====== Dataset
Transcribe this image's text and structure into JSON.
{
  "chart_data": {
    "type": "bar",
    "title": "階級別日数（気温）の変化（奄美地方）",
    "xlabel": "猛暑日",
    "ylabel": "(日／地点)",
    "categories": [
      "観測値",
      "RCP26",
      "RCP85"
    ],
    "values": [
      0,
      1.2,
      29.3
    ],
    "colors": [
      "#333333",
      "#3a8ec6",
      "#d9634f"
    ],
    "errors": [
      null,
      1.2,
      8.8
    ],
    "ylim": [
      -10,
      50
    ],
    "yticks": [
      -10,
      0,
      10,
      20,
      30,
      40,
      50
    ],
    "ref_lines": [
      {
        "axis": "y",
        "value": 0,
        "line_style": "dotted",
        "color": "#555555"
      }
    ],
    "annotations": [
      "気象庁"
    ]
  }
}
============
**Aim of the task**
Repeat the whole listing exactly, keeping every line intact.

**Exercise solution**
Transcribe this image's text and structure into JSON.
{
  "chart_data": {
    "type": "bar",
    "title": "階級別日数（気温）の変化（奄美地方）",
    "xlabel": "猛暑日",
    "ylabel": "(日／地点)",
    "categories": [
      "観測値",
      "RCP26",
      "RCP85"
    ],
    "values": [
      0,
      1.2,
      29.3
    ],
    "colors": [
      "#333333",
      "#3a8ec6",
      "#d9634f"
    ],
    "errors": [
      null,
      1.2,
      8.8
    ],
    "ylim": [
      -10,
      50
    ],
    "yticks": [
      -10,
      0,
      10,
      20,
      30,
      40,
      50
    ],
    "ref_lines": [
      {
        "axis": "y",
        "value": 0,
        "line_style": "dotted",
        "color": "#555555"
      }
    ],
    "annotations": [
      "気象庁"
    ]
  }
}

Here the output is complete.